- [DIRECTION] Keep the wording of each record exactly the same when you repeat it, and leave out pictures.

- [PROVIDED ENTRIES]
+---+
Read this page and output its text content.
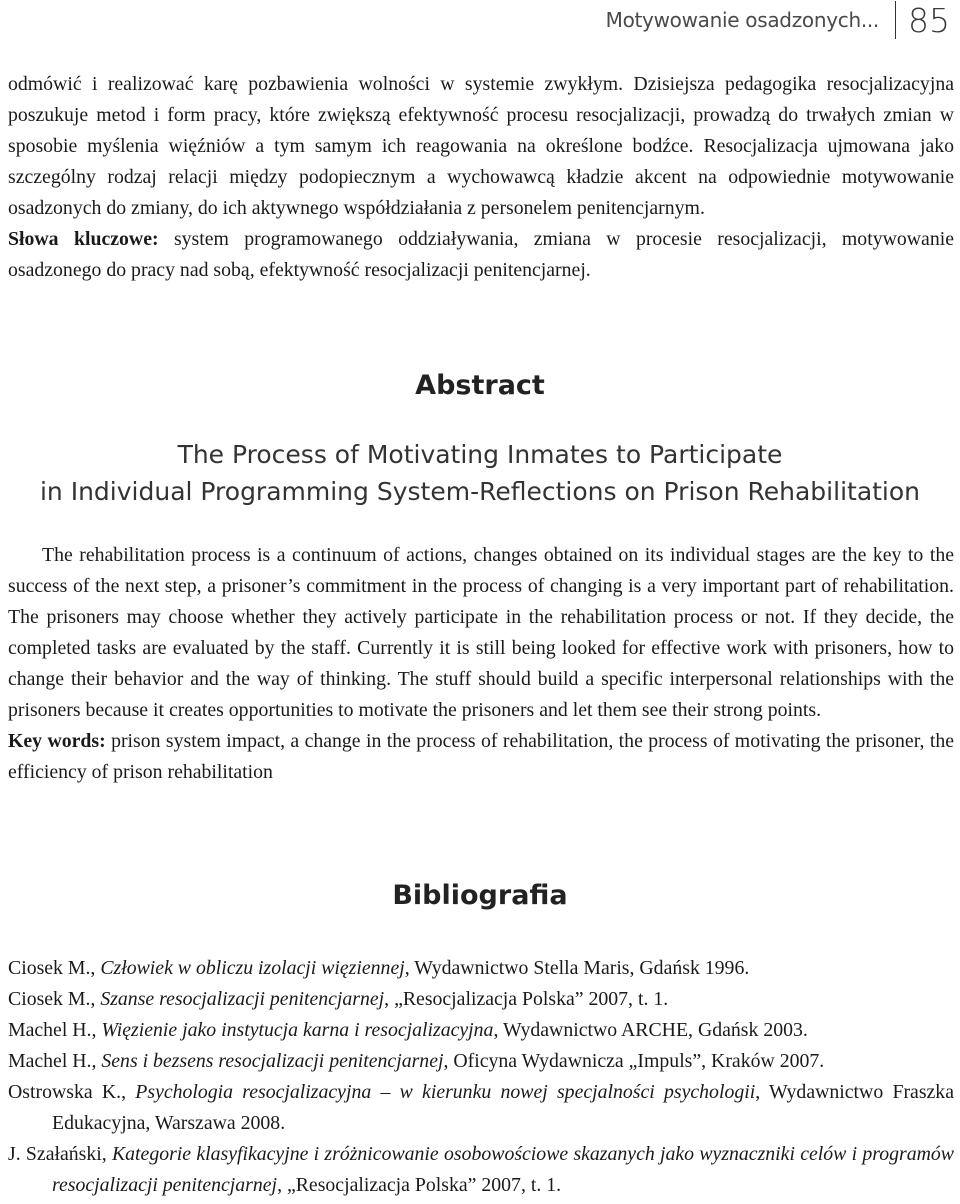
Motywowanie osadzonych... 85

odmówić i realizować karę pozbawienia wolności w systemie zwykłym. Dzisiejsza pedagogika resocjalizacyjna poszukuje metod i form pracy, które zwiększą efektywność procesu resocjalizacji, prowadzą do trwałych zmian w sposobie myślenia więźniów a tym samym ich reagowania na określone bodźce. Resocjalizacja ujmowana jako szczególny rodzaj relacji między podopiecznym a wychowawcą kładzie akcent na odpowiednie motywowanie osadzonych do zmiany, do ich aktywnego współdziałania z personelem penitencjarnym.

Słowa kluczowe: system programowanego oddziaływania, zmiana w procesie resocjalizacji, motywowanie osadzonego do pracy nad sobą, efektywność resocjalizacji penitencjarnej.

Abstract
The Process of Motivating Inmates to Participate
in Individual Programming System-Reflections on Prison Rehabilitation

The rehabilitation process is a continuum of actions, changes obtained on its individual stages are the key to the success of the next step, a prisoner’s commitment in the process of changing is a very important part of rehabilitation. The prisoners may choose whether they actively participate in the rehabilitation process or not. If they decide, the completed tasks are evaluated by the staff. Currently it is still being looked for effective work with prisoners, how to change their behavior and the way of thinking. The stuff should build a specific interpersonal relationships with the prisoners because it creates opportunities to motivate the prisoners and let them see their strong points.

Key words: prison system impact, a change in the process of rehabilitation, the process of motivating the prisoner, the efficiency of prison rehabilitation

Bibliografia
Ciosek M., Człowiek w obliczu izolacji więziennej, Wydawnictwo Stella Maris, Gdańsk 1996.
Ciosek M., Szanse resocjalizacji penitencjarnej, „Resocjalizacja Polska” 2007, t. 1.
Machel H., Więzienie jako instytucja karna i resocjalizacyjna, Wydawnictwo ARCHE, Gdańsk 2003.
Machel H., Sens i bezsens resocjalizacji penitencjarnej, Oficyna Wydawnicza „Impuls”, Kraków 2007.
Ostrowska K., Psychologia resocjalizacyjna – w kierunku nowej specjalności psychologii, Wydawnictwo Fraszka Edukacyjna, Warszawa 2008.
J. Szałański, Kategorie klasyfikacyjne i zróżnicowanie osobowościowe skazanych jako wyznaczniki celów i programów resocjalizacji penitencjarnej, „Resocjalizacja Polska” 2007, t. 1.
+---+
- [WRITTEN REPLY]
Read this page and output its text content.
Motywowanie osadzonych... 85

odmówić i realizować karę pozbawienia wolności w systemie zwykłym. Dzisiejsza pedagogika resocjalizacyjna poszukuje metod i form pracy, które zwiększą efektywność procesu resocjalizacji, prowadzą do trwałych zmian w sposobie myślenia więźniów a tym samym ich reagowania na określone bodźce. Resocjalizacja ujmowana jako szczególny rodzaj relacji między podopiecznym a wychowawcą kładzie akcent na odpowiednie motywowanie osadzonych do zmiany, do ich aktywnego współdziałania z personelem penitencjarnym.

Słowa kluczowe: system programowanego oddziaływania, zmiana w procesie resocjalizacji, motywowanie osadzonego do pracy nad sobą, efektywność resocjalizacji penitencjarnej.

Abstract
The Process of Motivating Inmates to Participate
in Individual Programming System-Reflections on Prison Rehabilitation

The rehabilitation process is a continuum of actions, changes obtained on its individual stages are the key to the success of the next step, a prisoner’s commitment in the process of changing is a very important part of rehabilitation. The prisoners may choose whether they actively participate in the rehabilitation process or not. If they decide, the completed tasks are evaluated by the staff. Currently it is still being looked for effective work with prisoners, how to change their behavior and the way of thinking. The stuff should build a specific interpersonal relationships with the prisoners because it creates opportunities to motivate the prisoners and let them see their strong points.

Key words: prison system impact, a change in the process of rehabilitation, the process of motivating the prisoner, the efficiency of prison rehabilitation

Bibliografia
Ciosek M., Człowiek w obliczu izolacji więziennej, Wydawnictwo Stella Maris, Gdańsk 1996.
Ciosek M., Szanse resocjalizacji penitencjarnej, „Resocjalizacja Polska” 2007, t. 1.
Machel H., Więzienie jako instytucja karna i resocjalizacyjna, Wydawnictwo ARCHE, Gdańsk 2003.
Machel H., Sens i bezsens resocjalizacji penitencjarnej, Oficyna Wydawnicza „Impuls”, Kraków 2007.
Ostrowska K., Psychologia resocjalizacyjna – w kierunku nowej specjalności psychologii, Wydawnictwo Fraszka Edukacyjna, Warszawa 2008.
J. Szałański, Kategorie klasyfikacyjne i zróżnicowanie osobowościowe skazanych jako wyznaczniki celów i programów resocjalizacji penitencjarnej, „Resocjalizacja Polska” 2007, t. 1.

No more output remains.